▶ [TASK DESCRIPTION]
Repeat each entry exactly and drop the pictures.

▶ [ROWS]
------

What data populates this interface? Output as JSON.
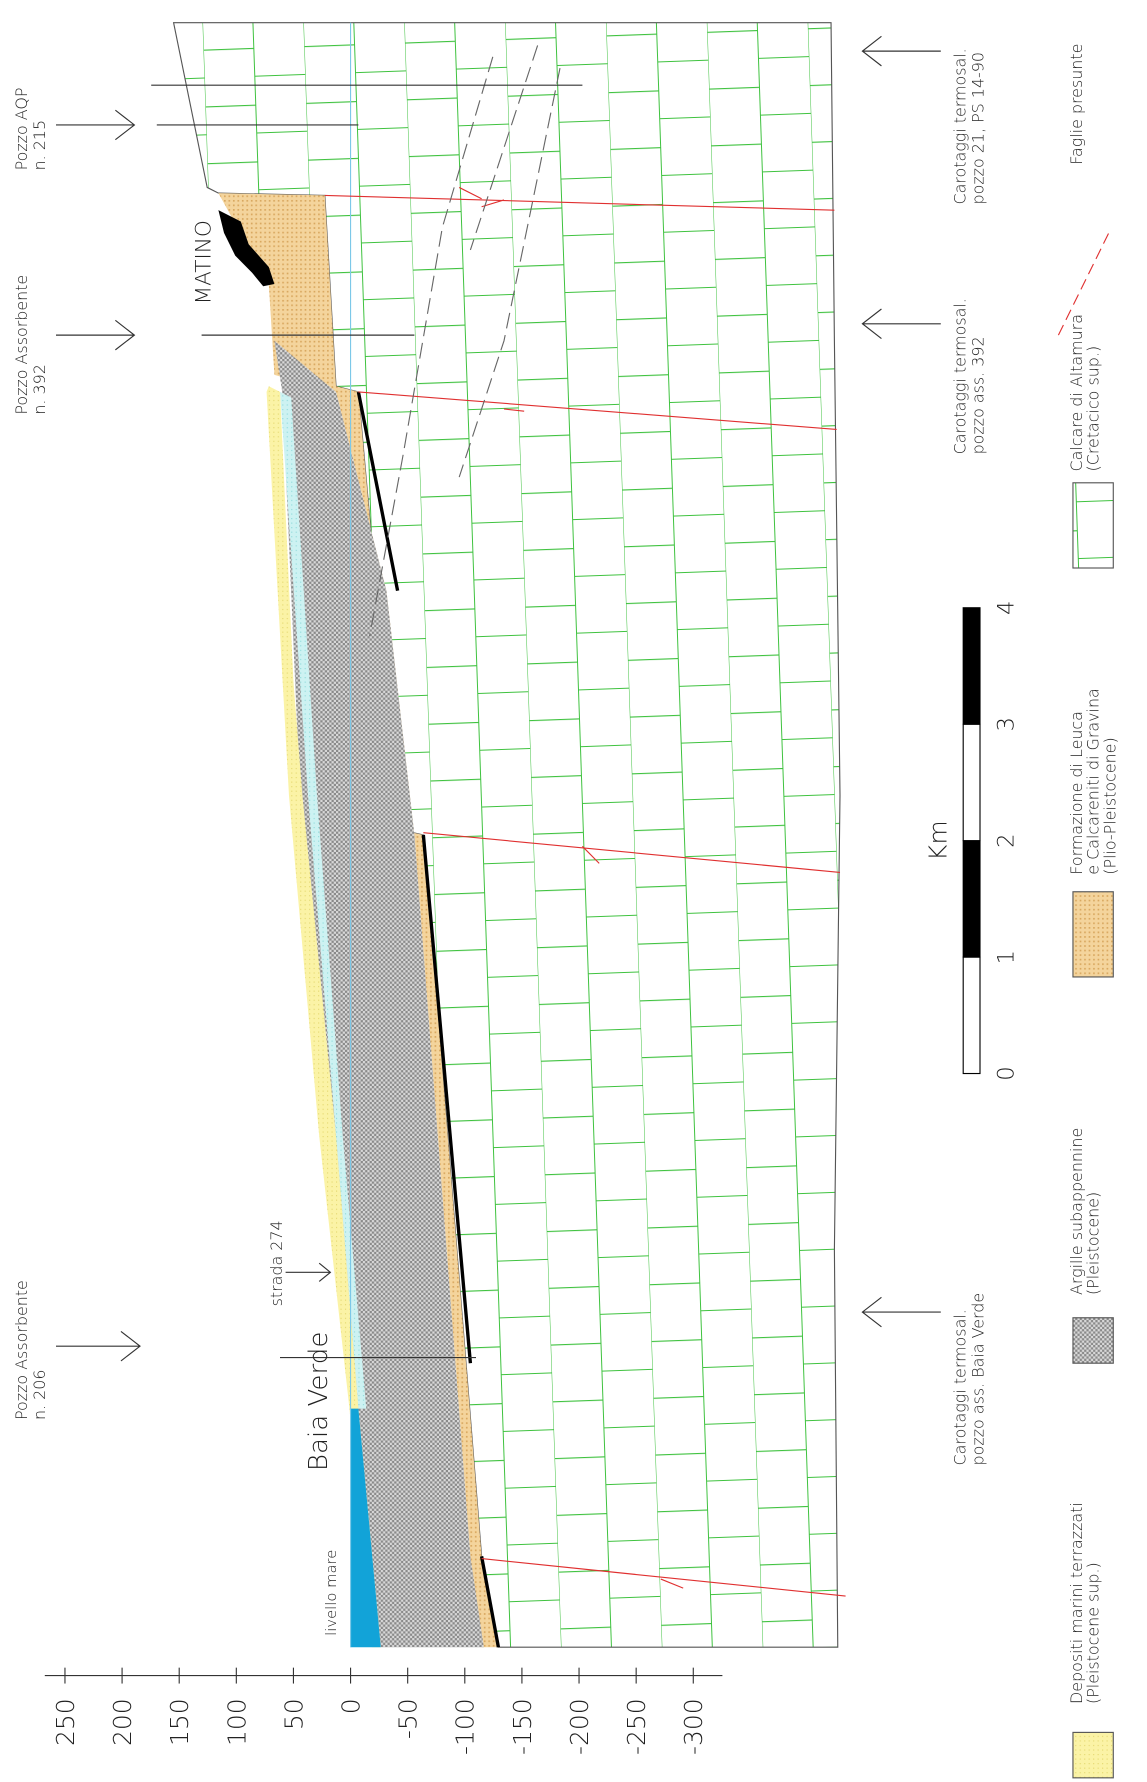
{
  "elevation_axis": {
    "ticks": [
      250,
      200,
      150,
      100,
      50,
      0,
      -50,
      -100,
      -150,
      -200,
      -250,
      -300
    ]
  },
  "wells": [
    {
      "lines": [
        "Pozzo Assorbente",
        "n. 206"
      ]
    },
    {
      "lines": [
        "Pozzo Assorbente",
        "n. 392"
      ]
    },
    {
      "lines": [
        "Pozzo AQP",
        "n. 215"
      ]
    }
  ],
  "logs": [
    {
      "lines": [
        "Carotaggi termosal.",
        "pozzo ass. Baia Verde"
      ]
    },
    {
      "lines": [
        "Carotaggi termosal.",
        "pozzo ass. 392"
      ]
    },
    {
      "lines": [
        "Carotaggi termosal.",
        "pozzo 21, PS 14-90"
      ]
    }
  ],
  "places": {
    "town": "MATINO",
    "coast": "Baia Verde",
    "road": "strada 274",
    "sea_level": "livello mare"
  },
  "scale_bar": {
    "unit": "Km",
    "ticks": [
      0,
      1,
      2,
      3,
      4
    ]
  },
  "legend": [
    {
      "lines": [
        "Depositi marini terrazzati",
        "(Pleistocene sup.)"
      ]
    },
    {
      "lines": [
        "Argille subappennine",
        "(Pleistocene)"
      ]
    },
    {
      "lines": [
        "Formazione di Leuca",
        "e Calcareniti di Gravina",
        "(Plio-Pleistocene)"
      ]
    },
    {
      "lines": [
        "Calcare di Altamura",
        "(Cretacico sup.)"
      ]
    },
    {
      "lines": [
        "Faglie presunte"
      ]
    }
  ]
}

------

▶ [TASK SOLUTION]
What data populates this interface? Output as JSON.
{
  "elevation_axis": {
    "ticks": [
      250,
      200,
      150,
      100,
      50,
      0,
      -50,
      -100,
      -150,
      -200,
      -250,
      -300
    ]
  },
  "wells": [
    {
      "lines": [
        "Pozzo Assorbente",
        "n. 206"
      ]
    },
    {
      "lines": [
        "Pozzo Assorbente",
        "n. 392"
      ]
    },
    {
      "lines": [
        "Pozzo AQP",
        "n. 215"
      ]
    }
  ],
  "logs": [
    {
      "lines": [
        "Carotaggi termosal.",
        "pozzo ass. Baia Verde"
      ]
    },
    {
      "lines": [
        "Carotaggi termosal.",
        "pozzo ass. 392"
      ]
    },
    {
      "lines": [
        "Carotaggi termosal.",
        "pozzo 21, PS 14-90"
      ]
    }
  ],
  "places": {
    "town": "MATINO",
    "coast": "Baia Verde",
    "road": "strada 274",
    "sea_level": "livello mare"
  },
  "scale_bar": {
    "unit": "Km",
    "ticks": [
      0,
      1,
      2,
      3,
      4
    ]
  },
  "legend": [
    {
      "lines": [
        "Depositi marini terrazzati",
        "(Pleistocene sup.)"
      ]
    },
    {
      "lines": [
        "Argille subappennine",
        "(Pleistocene)"
      ]
    },
    {
      "lines": [
        "Formazione di Leuca",
        "e Calcareniti di Gravina",
        "(Plio-Pleistocene)"
      ]
    },
    {
      "lines": [
        "Calcare di Altamura",
        "(Cretacico sup.)"
      ]
    },
    {
      "lines": [
        "Faglie presunte"
      ]
    }
  ]
}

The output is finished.